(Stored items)
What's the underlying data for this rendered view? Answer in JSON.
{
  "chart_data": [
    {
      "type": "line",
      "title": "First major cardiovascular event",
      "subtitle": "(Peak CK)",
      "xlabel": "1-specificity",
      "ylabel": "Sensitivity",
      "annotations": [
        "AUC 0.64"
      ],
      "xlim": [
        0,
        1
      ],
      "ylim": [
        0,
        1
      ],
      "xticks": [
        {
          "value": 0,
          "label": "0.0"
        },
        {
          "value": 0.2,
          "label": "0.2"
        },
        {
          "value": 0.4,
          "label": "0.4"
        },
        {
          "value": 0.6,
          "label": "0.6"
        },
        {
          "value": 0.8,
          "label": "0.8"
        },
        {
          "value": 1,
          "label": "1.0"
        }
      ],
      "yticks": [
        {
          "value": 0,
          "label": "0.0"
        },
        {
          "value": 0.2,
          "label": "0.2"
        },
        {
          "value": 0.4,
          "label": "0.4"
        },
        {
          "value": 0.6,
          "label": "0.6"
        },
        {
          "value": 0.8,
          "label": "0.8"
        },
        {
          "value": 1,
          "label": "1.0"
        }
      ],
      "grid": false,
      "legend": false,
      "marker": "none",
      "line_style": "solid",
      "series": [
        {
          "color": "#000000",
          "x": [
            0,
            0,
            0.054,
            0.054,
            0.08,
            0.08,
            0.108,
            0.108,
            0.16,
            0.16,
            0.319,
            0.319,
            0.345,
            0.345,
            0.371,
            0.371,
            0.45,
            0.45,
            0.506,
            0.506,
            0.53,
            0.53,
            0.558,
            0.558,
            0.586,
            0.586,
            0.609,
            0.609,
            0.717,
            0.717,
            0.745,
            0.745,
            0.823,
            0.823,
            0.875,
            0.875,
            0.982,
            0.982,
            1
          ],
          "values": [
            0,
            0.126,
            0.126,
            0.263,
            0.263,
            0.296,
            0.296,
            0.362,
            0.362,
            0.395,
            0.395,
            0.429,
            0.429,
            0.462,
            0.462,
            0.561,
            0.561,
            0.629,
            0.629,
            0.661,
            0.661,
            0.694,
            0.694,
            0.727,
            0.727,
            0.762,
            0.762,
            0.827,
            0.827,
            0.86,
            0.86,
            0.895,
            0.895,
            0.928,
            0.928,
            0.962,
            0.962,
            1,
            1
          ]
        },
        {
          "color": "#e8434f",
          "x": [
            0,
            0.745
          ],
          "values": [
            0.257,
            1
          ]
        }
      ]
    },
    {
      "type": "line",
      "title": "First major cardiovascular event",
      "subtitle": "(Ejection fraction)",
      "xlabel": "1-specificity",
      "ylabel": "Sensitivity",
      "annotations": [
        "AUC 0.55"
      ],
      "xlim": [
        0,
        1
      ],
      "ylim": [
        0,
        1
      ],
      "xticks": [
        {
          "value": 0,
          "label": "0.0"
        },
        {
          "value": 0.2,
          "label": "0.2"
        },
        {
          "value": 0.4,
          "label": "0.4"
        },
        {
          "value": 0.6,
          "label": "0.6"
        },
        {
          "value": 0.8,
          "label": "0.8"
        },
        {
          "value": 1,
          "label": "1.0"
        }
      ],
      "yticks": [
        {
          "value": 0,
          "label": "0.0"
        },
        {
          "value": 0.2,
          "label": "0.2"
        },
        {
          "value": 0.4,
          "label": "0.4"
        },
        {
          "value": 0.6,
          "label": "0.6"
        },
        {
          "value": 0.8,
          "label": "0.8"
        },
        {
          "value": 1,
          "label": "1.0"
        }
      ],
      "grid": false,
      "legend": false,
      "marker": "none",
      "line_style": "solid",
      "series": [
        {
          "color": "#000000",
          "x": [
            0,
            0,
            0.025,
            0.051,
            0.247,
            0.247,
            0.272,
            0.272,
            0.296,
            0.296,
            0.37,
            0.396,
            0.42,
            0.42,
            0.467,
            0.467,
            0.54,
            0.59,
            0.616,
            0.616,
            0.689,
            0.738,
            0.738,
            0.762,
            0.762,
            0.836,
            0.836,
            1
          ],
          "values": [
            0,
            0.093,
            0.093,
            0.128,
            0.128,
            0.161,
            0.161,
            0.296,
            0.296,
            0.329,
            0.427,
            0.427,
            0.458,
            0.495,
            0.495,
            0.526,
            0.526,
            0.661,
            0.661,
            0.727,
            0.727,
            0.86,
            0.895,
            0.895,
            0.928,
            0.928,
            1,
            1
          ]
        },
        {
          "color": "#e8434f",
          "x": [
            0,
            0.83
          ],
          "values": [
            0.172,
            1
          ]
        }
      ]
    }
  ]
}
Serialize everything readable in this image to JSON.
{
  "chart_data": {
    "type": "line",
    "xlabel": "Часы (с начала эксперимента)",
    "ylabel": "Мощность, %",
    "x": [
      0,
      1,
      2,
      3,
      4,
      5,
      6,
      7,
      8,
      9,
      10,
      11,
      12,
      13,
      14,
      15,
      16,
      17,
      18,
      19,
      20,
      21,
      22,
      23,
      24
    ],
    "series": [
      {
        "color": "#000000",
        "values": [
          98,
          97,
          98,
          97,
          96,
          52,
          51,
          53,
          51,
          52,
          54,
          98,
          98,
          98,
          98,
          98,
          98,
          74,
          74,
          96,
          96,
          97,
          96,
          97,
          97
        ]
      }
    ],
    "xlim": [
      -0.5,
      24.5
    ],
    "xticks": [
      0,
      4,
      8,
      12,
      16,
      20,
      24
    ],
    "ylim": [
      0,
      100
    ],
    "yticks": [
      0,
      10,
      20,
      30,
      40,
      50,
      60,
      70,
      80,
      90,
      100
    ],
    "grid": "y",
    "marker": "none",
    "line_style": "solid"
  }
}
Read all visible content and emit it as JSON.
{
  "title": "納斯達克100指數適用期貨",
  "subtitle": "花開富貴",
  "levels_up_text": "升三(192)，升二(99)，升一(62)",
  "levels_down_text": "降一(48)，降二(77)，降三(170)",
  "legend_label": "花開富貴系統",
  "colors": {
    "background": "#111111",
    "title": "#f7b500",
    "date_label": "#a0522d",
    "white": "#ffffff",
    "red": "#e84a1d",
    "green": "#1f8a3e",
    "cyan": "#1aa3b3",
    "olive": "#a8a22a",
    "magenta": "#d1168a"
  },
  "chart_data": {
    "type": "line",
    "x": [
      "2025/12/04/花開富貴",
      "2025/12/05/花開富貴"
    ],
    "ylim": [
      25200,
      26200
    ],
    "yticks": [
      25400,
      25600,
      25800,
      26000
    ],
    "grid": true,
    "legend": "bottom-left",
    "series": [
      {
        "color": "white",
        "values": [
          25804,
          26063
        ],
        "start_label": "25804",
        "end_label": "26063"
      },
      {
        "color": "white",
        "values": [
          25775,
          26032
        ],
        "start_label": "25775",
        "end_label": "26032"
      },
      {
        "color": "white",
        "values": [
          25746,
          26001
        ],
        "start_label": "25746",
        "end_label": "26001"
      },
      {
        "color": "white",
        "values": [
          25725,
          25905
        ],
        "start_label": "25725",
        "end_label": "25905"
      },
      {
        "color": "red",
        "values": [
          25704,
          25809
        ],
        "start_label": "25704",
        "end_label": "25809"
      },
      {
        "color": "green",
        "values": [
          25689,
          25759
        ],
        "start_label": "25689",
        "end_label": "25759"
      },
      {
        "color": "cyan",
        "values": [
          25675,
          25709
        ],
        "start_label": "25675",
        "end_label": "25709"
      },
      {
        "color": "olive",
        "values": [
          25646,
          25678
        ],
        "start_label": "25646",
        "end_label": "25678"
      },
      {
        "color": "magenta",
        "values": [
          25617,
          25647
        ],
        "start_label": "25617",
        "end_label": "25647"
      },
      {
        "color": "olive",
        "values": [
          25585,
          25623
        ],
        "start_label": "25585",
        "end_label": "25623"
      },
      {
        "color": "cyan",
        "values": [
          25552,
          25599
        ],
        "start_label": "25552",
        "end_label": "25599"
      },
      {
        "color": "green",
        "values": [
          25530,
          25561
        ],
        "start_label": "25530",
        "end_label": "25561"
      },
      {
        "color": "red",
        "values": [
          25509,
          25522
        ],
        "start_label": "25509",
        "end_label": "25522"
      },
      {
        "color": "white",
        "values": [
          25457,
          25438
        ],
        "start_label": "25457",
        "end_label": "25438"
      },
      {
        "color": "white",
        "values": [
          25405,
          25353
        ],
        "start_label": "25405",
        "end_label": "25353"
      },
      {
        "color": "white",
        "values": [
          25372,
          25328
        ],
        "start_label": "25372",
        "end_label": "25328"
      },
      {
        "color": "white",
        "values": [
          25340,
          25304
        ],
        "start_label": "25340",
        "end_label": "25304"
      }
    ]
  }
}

■ WRITTEN PROBLEM: Copy each line of the listing in which the word "JSON" can be found.

■ FULL OUTPUT:
What's the underlying data for this rendered view? Answer in JSON.
Serialize everything readable in this image to JSON.
Read all visible content and emit it as JSON.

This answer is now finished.